* Prompt
State the number of lines that hold the string "seasonally", with nothing added.

Raw records:
● ● ● ● ●

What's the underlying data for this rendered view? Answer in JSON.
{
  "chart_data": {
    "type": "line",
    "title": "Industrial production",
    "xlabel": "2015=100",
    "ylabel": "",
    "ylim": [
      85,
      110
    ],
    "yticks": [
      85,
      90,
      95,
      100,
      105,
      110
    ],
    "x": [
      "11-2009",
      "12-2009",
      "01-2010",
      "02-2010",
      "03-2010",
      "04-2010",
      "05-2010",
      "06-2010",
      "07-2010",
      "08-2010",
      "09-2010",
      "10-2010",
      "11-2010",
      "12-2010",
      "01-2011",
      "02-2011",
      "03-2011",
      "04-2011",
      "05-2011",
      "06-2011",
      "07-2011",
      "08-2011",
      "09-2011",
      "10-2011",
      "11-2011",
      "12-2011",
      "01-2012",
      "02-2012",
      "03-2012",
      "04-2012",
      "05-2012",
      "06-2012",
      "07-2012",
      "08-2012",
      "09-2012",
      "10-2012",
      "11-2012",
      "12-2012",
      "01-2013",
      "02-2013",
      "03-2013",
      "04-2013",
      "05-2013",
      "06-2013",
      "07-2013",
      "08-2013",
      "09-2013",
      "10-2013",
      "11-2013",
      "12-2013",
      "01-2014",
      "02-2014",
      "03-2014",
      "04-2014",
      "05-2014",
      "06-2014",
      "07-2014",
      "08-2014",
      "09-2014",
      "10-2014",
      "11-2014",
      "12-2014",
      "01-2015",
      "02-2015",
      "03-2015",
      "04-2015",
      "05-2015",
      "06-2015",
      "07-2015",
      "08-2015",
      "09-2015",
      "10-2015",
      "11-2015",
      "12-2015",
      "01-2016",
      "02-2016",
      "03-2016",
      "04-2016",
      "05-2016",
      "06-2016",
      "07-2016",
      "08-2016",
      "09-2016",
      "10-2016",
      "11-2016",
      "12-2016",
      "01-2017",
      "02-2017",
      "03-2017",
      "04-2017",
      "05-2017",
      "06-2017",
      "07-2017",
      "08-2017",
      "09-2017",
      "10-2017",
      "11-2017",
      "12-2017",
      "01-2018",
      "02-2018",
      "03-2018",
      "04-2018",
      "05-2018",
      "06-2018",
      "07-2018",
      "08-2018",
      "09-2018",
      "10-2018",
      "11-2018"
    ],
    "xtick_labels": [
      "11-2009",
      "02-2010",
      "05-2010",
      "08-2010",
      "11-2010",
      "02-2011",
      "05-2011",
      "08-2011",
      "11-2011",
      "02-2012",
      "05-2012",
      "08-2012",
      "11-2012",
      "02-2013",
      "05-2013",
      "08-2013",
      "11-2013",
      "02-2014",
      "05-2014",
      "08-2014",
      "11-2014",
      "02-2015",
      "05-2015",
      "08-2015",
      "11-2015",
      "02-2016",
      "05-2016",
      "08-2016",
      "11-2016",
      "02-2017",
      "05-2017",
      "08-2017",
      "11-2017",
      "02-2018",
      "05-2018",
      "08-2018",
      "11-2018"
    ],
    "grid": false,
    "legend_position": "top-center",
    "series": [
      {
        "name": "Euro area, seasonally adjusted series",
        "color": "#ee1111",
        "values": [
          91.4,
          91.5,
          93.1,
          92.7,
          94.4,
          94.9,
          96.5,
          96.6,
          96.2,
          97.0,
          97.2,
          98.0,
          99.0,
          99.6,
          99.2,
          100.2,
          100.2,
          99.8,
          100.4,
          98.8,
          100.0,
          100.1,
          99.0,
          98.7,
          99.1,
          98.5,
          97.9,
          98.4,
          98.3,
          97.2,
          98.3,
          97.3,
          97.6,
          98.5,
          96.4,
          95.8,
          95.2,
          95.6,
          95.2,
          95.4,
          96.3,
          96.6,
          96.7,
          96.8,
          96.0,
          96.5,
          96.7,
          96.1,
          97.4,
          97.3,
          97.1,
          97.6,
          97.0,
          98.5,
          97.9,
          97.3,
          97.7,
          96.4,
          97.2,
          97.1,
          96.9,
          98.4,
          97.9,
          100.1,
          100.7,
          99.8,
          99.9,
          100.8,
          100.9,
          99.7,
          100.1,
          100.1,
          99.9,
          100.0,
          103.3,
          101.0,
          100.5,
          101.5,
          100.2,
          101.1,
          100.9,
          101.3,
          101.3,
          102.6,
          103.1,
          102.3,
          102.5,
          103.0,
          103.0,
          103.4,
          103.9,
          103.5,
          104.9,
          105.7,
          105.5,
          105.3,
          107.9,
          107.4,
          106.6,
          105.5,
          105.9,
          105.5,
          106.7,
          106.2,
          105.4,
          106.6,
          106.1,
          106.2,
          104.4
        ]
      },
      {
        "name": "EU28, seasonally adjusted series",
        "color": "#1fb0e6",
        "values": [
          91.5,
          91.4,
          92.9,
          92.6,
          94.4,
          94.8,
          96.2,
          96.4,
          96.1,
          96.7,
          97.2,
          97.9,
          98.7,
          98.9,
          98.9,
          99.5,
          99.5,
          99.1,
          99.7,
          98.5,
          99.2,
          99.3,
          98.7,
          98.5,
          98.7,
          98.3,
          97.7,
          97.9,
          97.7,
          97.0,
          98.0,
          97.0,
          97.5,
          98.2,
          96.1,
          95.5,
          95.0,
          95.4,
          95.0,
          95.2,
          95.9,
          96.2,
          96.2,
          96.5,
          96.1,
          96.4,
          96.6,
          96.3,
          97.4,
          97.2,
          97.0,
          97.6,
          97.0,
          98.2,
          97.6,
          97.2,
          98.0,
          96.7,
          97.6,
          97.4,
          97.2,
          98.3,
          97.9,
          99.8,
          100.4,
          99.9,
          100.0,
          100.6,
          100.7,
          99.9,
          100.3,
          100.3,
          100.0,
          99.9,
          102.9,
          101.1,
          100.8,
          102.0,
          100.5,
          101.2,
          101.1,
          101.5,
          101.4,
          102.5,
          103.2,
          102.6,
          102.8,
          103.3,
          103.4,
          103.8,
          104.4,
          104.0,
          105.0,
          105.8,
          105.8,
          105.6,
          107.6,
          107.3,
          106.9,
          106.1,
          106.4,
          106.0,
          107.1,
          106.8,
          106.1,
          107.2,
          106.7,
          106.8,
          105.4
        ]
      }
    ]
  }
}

● ● ● ● ●

* Task result
2